→ STATED EXERCISE
Using the records below, locate all lines containing "this" and return them.
------------------------------------------------------------
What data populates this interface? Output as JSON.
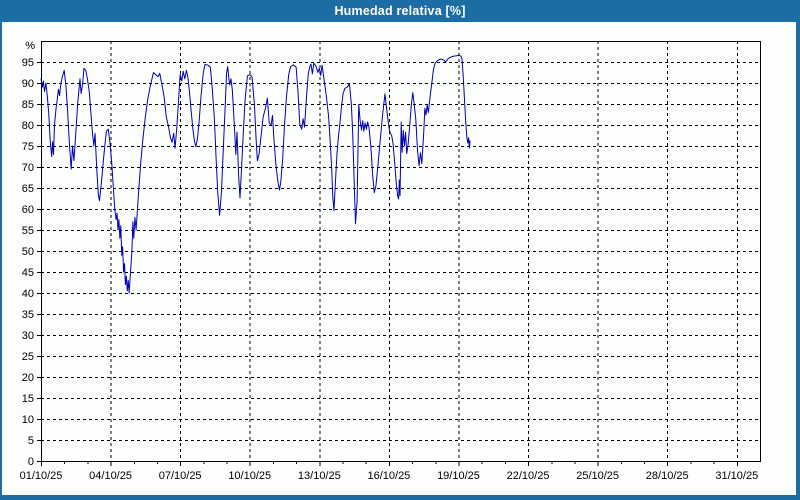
{
  "window": {
    "title": "Humedad relativa [%]"
  },
  "colors": {
    "titlebar_bg": "#1b6da3",
    "titlebar_text": "#ffffff",
    "content_bg": "#fcfefc",
    "frame": "#000000",
    "grid": "#000000",
    "tick_text": "#000000",
    "series_line": "#0000b2"
  },
  "chart_data": {
    "type": "line",
    "title": "Humedad relativa [%]",
    "y_unit_label": "%",
    "ylim": [
      0,
      100
    ],
    "y_tick_step": 5,
    "y_ticks": [
      0,
      5,
      10,
      15,
      20,
      25,
      30,
      35,
      40,
      45,
      50,
      55,
      60,
      65,
      70,
      75,
      80,
      85,
      90,
      95
    ],
    "grid": "dashed",
    "legend_position": "none",
    "x_axis": {
      "span_days": 31,
      "minor_tick_every_days": 1,
      "major_ticks": [
        {
          "day": 0,
          "label": "01/10/25"
        },
        {
          "day": 3,
          "label": "04/10/25"
        },
        {
          "day": 6,
          "label": "07/10/25"
        },
        {
          "day": 9,
          "label": "10/10/25"
        },
        {
          "day": 12,
          "label": "13/10/25"
        },
        {
          "day": 15,
          "label": "16/10/25"
        },
        {
          "day": 18,
          "label": "19/10/25"
        },
        {
          "day": 21,
          "label": "22/10/25"
        },
        {
          "day": 24,
          "label": "25/10/25"
        },
        {
          "day": 27,
          "label": "28/10/25"
        },
        {
          "day": 30,
          "label": "31/10/25"
        }
      ]
    },
    "series": [
      {
        "name": "Humedad relativa [%]",
        "x_days": [
          0,
          0.06,
          0.1,
          0.15,
          0.21,
          0.27,
          0.33,
          0.4,
          0.46,
          0.5,
          0.54,
          0.58,
          0.65,
          0.7,
          0.75,
          0.8,
          0.85,
          0.92,
          1,
          1.08,
          1.15,
          1.22,
          1.3,
          1.36,
          1.42,
          1.5,
          1.58,
          1.63,
          1.68,
          1.73,
          1.8,
          1.85,
          1.93,
          2,
          2.08,
          2.15,
          2.22,
          2.28,
          2.33,
          2.4,
          2.47,
          2.52,
          2.6,
          2.68,
          2.75,
          2.82,
          2.9,
          2.97,
          3.05,
          3.12,
          3.18,
          3.24,
          3.28,
          3.32,
          3.36,
          3.4,
          3.44,
          3.48,
          3.52,
          3.56,
          3.6,
          3.64,
          3.68,
          3.72,
          3.76,
          3.8,
          3.86,
          3.92,
          3.96,
          4,
          4.05,
          4.1,
          4.16,
          4.22,
          4.3,
          4.4,
          4.5,
          4.6,
          4.72,
          4.85,
          4.95,
          5.05,
          5.12,
          5.2,
          5.3,
          5.4,
          5.5,
          5.58,
          5.65,
          5.72,
          5.78,
          5.85,
          5.92,
          6,
          6.07,
          6.13,
          6.2,
          6.27,
          6.33,
          6.4,
          6.48,
          6.55,
          6.62,
          6.68,
          6.75,
          6.82,
          6.9,
          7,
          7.07,
          7.18,
          7.3,
          7.38,
          7.47,
          7.55,
          7.62,
          7.7,
          7.78,
          7.85,
          7.93,
          8,
          8.05,
          8.1,
          8.14,
          8.19,
          8.25,
          8.33,
          8.4,
          8.45,
          8.52,
          8.58,
          8.65,
          8.72,
          8.8,
          8.9,
          9,
          9.1,
          9.2,
          9.28,
          9.33,
          9.4,
          9.5,
          9.58,
          9.68,
          9.76,
          9.84,
          9.92,
          9.98,
          10.04,
          10.12,
          10.2,
          10.28,
          10.34,
          10.42,
          10.5,
          10.58,
          10.68,
          10.76,
          10.88,
          11,
          11.08,
          11.16,
          11.24,
          11.3,
          11.36,
          11.44,
          11.52,
          11.58,
          11.64,
          11.7,
          11.76,
          11.86,
          11.94,
          12,
          12.06,
          12.12,
          12.2,
          12.3,
          12.4,
          12.48,
          12.53,
          12.58,
          12.63,
          12.7,
          12.76,
          12.82,
          12.88,
          12.95,
          13.02,
          13.1,
          13.2,
          13.3,
          13.38,
          13.44,
          13.5,
          13.56,
          13.63,
          13.7,
          13.76,
          13.82,
          13.87,
          13.92,
          13.97,
          14.03,
          14.08,
          14.14,
          14.22,
          14.3,
          14.37,
          14.44,
          14.52,
          14.62,
          14.72,
          14.83,
          14.92,
          15,
          15.06,
          15.12,
          15.18,
          15.25,
          15.32,
          15.38,
          15.42,
          15.45,
          15.48,
          15.53,
          15.57,
          15.62,
          15.67,
          15.72,
          15.77,
          15.83,
          15.9,
          15.97,
          16.03,
          16.1,
          16.16,
          16.23,
          16.3,
          16.36,
          16.42,
          16.5,
          16.55,
          16.6,
          16.65,
          16.7,
          16.78,
          16.85,
          16.92,
          17,
          17.1,
          17.22,
          17.35,
          17.45,
          17.55,
          17.68,
          17.8,
          17.92,
          18.02,
          18.1,
          18.15,
          18.2,
          18.26,
          18.31,
          18.36,
          18.4,
          18.44,
          18.47,
          18.5
        ],
        "values": [
          91,
          89,
          90.5,
          88,
          90,
          87,
          83,
          76,
          72.5,
          76,
          73,
          80,
          84,
          86,
          88.5,
          87,
          89.5,
          91.5,
          93,
          89,
          83,
          76,
          69.5,
          75,
          71.5,
          78,
          85,
          88,
          91,
          87.5,
          90,
          93.5,
          93,
          91,
          88,
          83,
          78,
          75,
          78,
          70,
          63.5,
          62,
          66,
          71,
          75,
          78.5,
          79,
          76,
          71,
          65,
          60,
          57.5,
          59,
          55,
          57.5,
          53,
          56,
          49,
          51,
          45,
          47,
          42,
          44,
          40.5,
          43,
          40,
          45,
          50,
          57,
          53,
          58,
          55,
          60,
          65,
          71,
          77,
          82,
          86,
          89.5,
          92.5,
          92,
          91.5,
          92.3,
          90,
          87,
          82,
          79.5,
          77,
          75.9,
          78,
          74.5,
          79,
          85,
          92,
          90.5,
          92.8,
          91,
          93,
          91.5,
          88,
          83,
          79,
          76,
          74.8,
          77,
          81,
          87,
          92.5,
          94.4,
          94.3,
          93.8,
          89,
          82,
          72,
          64,
          58.5,
          64,
          73,
          83,
          92.3,
          93.9,
          91,
          89.5,
          91,
          88.3,
          80.5,
          73,
          78.3,
          68,
          62.6,
          70,
          78,
          86,
          91.7,
          92,
          91.4,
          85,
          76,
          71.5,
          73,
          78,
          82,
          84,
          86.4,
          80.5,
          80,
          82.3,
          77,
          71,
          67,
          64.5,
          66.5,
          72,
          80,
          86.5,
          92,
          93.9,
          94.3,
          93.8,
          88,
          80,
          79,
          81.5,
          79.5,
          86,
          92,
          93.7,
          94.5,
          92.2,
          94.7,
          94,
          92.5,
          93.5,
          91.8,
          94.2,
          91,
          87,
          82,
          75,
          70,
          63,
          59.6,
          67,
          73,
          77,
          80,
          84,
          87.4,
          88.7,
          89,
          89.8,
          85,
          78,
          67,
          56.5,
          62,
          84.9,
          81,
          78.8,
          81,
          78.5,
          80.5,
          79,
          80.7,
          79.5,
          75,
          68,
          63.9,
          65.5,
          70,
          76,
          82,
          87.4,
          83,
          79.5,
          78,
          77.5,
          75.5,
          71,
          66,
          63,
          62.4,
          66.9,
          63.2,
          80.7,
          73.5,
          78.7,
          75,
          78.3,
          73.2,
          75.5,
          80,
          85,
          87.7,
          84.5,
          81.3,
          74.2,
          70.3,
          73.4,
          70.8,
          78,
          84,
          82.4,
          84.8,
          83,
          86.9,
          90,
          93.2,
          94.8,
          95.3,
          95.7,
          95.5,
          95,
          95.8,
          96.2,
          96.4,
          96.5,
          96.6,
          96.4,
          95.8,
          92,
          86,
          81,
          77,
          75.7,
          77,
          74.5,
          76.2
        ]
      }
    ]
  }
}
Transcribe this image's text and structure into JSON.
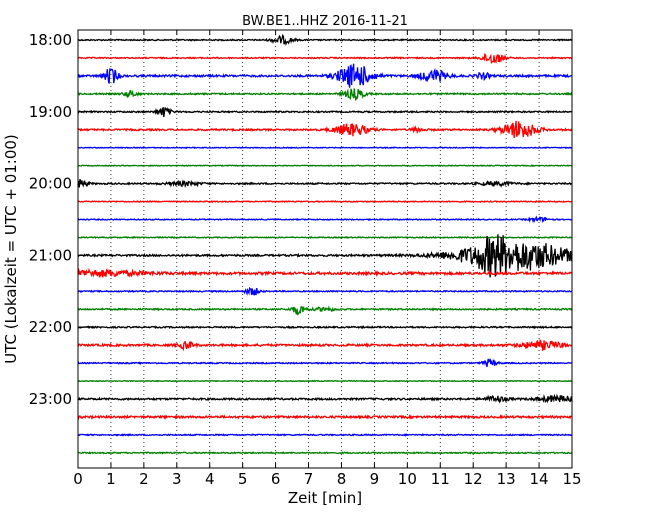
{
  "chart_data": {
    "type": "line",
    "title": "BW.BE1..HHZ 2016-11-21",
    "xlabel": "Zeit  [min]",
    "ylabel": "UTC (Lokalzeit = UTC + 01:00)",
    "xlim": [
      0,
      15
    ],
    "x_ticks": [
      "0",
      "1",
      "2",
      "3",
      "4",
      "5",
      "6",
      "7",
      "8",
      "9",
      "10",
      "11",
      "12",
      "13",
      "14",
      "15"
    ],
    "y_tick_labels": [
      "18:00",
      "19:00",
      "20:00",
      "21:00",
      "22:00",
      "23:00"
    ],
    "grid": "vertical-dotted",
    "trace_colors": [
      "#000000",
      "#ff0000",
      "#0000ff",
      "#008000"
    ],
    "traces": [
      {
        "start": "18:00",
        "noise": 0.6,
        "events": [
          [
            6.2,
            4,
            0.3
          ]
        ]
      },
      {
        "start": "18:15",
        "noise": 0.6,
        "events": [
          [
            12.6,
            6,
            0.3
          ]
        ]
      },
      {
        "start": "18:30",
        "noise": 1.0,
        "events": [
          [
            1.0,
            8,
            0.2
          ],
          [
            8.4,
            12,
            0.5
          ],
          [
            10.8,
            6,
            0.4
          ],
          [
            12.3,
            3,
            0.2
          ]
        ]
      },
      {
        "start": "18:45",
        "noise": 0.7,
        "events": [
          [
            1.6,
            3,
            0.2
          ],
          [
            8.4,
            5,
            0.3
          ]
        ]
      },
      {
        "start": "19:00",
        "noise": 0.7,
        "events": [
          [
            2.6,
            5,
            0.2
          ]
        ]
      },
      {
        "start": "19:15",
        "noise": 0.8,
        "events": [
          [
            8.3,
            6,
            0.5
          ],
          [
            13.4,
            9,
            0.5
          ],
          [
            10.3,
            2,
            0.2
          ]
        ]
      },
      {
        "start": "19:30",
        "noise": 0.4,
        "events": []
      },
      {
        "start": "19:45",
        "noise": 0.4,
        "events": []
      },
      {
        "start": "20:00",
        "noise": 0.7,
        "events": [
          [
            0.1,
            4,
            0.2
          ],
          [
            3.2,
            2,
            0.5
          ],
          [
            12.7,
            2,
            0.5
          ]
        ]
      },
      {
        "start": "20:15",
        "noise": 0.5,
        "events": []
      },
      {
        "start": "20:30",
        "noise": 0.5,
        "events": [
          [
            14.0,
            2,
            0.3
          ]
        ]
      },
      {
        "start": "20:45",
        "noise": 0.5,
        "events": []
      },
      {
        "start": "21:00",
        "noise": 0.9,
        "events": [
          [
            12.6,
            10,
            0.4
          ],
          [
            13.0,
            12,
            1.6
          ],
          [
            14.0,
            5,
            1.2
          ]
        ]
      },
      {
        "start": "21:15",
        "noise": 1.2,
        "events": [
          [
            0.4,
            3,
            1.5
          ]
        ]
      },
      {
        "start": "21:30",
        "noise": 0.6,
        "events": [
          [
            5.3,
            4,
            0.2
          ]
        ]
      },
      {
        "start": "21:45",
        "noise": 0.7,
        "events": [
          [
            6.7,
            5,
            0.2
          ],
          [
            7.5,
            2,
            0.3
          ]
        ]
      },
      {
        "start": "22:00",
        "noise": 0.7,
        "events": []
      },
      {
        "start": "22:15",
        "noise": 1.0,
        "events": [
          [
            3.3,
            4,
            0.2
          ],
          [
            14.1,
            4,
            0.6
          ]
        ]
      },
      {
        "start": "22:30",
        "noise": 0.6,
        "events": [
          [
            12.5,
            4,
            0.2
          ]
        ]
      },
      {
        "start": "22:45",
        "noise": 0.4,
        "events": []
      },
      {
        "start": "23:00",
        "noise": 0.9,
        "events": [
          [
            12.7,
            3,
            0.3
          ],
          [
            14.6,
            3,
            0.6
          ]
        ]
      },
      {
        "start": "23:15",
        "noise": 1.0,
        "events": []
      },
      {
        "start": "23:30",
        "noise": 0.6,
        "events": []
      },
      {
        "start": "23:45",
        "noise": 0.6,
        "events": []
      }
    ]
  }
}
------------------------------------------------------------
→ THE RESPONSE
What data populates this interface? Output as JSON.
Transcribe this image's text and structure into JSON.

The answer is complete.